Set problem:
Pictures stay out; everything else in the records below is copied exactly.

** Start Supplied material **

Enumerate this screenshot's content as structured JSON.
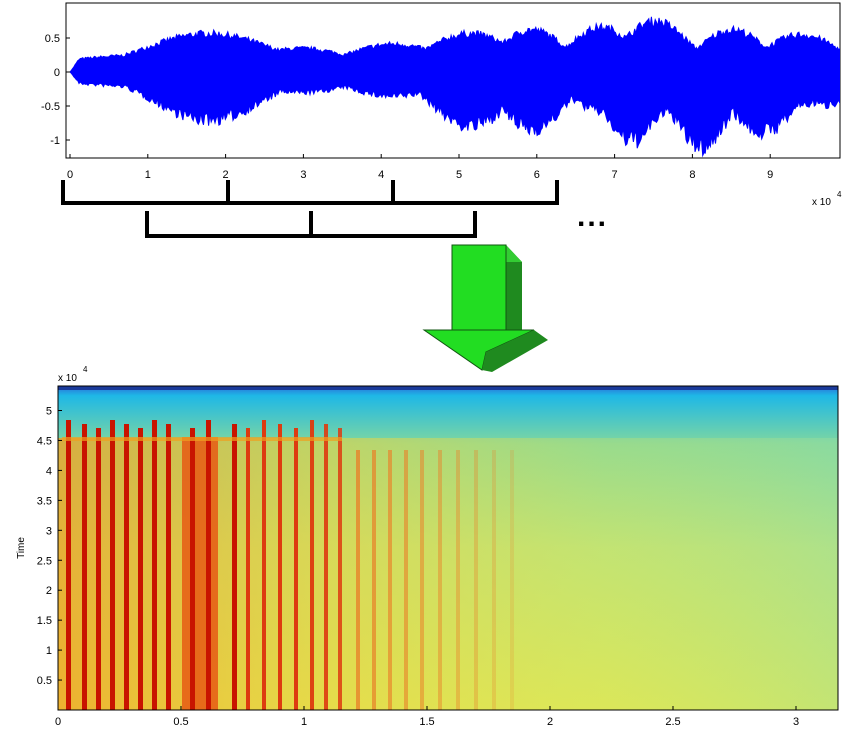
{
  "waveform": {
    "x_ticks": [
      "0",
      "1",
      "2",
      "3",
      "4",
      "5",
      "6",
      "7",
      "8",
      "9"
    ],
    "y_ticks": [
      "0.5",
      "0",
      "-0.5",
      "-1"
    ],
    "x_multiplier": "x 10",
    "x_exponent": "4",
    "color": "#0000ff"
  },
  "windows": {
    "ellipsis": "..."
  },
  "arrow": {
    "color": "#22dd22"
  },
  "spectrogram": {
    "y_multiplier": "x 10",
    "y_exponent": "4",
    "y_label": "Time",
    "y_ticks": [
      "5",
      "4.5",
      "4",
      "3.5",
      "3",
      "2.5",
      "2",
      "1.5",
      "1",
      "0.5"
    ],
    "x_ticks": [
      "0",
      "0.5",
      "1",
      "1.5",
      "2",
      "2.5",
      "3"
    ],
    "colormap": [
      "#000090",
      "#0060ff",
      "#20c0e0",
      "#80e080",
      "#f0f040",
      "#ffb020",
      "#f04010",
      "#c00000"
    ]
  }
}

** End Supplied material **

Solution for this problem:
Enumerate this screenshot's content as structured JSON.
{
  "waveform": {
    "x_ticks": [
      "0",
      "1",
      "2",
      "3",
      "4",
      "5",
      "6",
      "7",
      "8",
      "9"
    ],
    "y_ticks": [
      "0.5",
      "0",
      "-0.5",
      "-1"
    ],
    "x_multiplier": "x 10",
    "x_exponent": "4",
    "color": "#0000ff"
  },
  "windows": {
    "ellipsis": "..."
  },
  "arrow": {
    "color": "#22dd22"
  },
  "spectrogram": {
    "y_multiplier": "x 10",
    "y_exponent": "4",
    "y_label": "Time",
    "y_ticks": [
      "5",
      "4.5",
      "4",
      "3.5",
      "3",
      "2.5",
      "2",
      "1.5",
      "1",
      "0.5"
    ],
    "x_ticks": [
      "0",
      "0.5",
      "1",
      "1.5",
      "2",
      "2.5",
      "3"
    ],
    "colormap": [
      "#000090",
      "#0060ff",
      "#20c0e0",
      "#80e080",
      "#f0f040",
      "#ffb020",
      "#f04010",
      "#c00000"
    ]
  }
}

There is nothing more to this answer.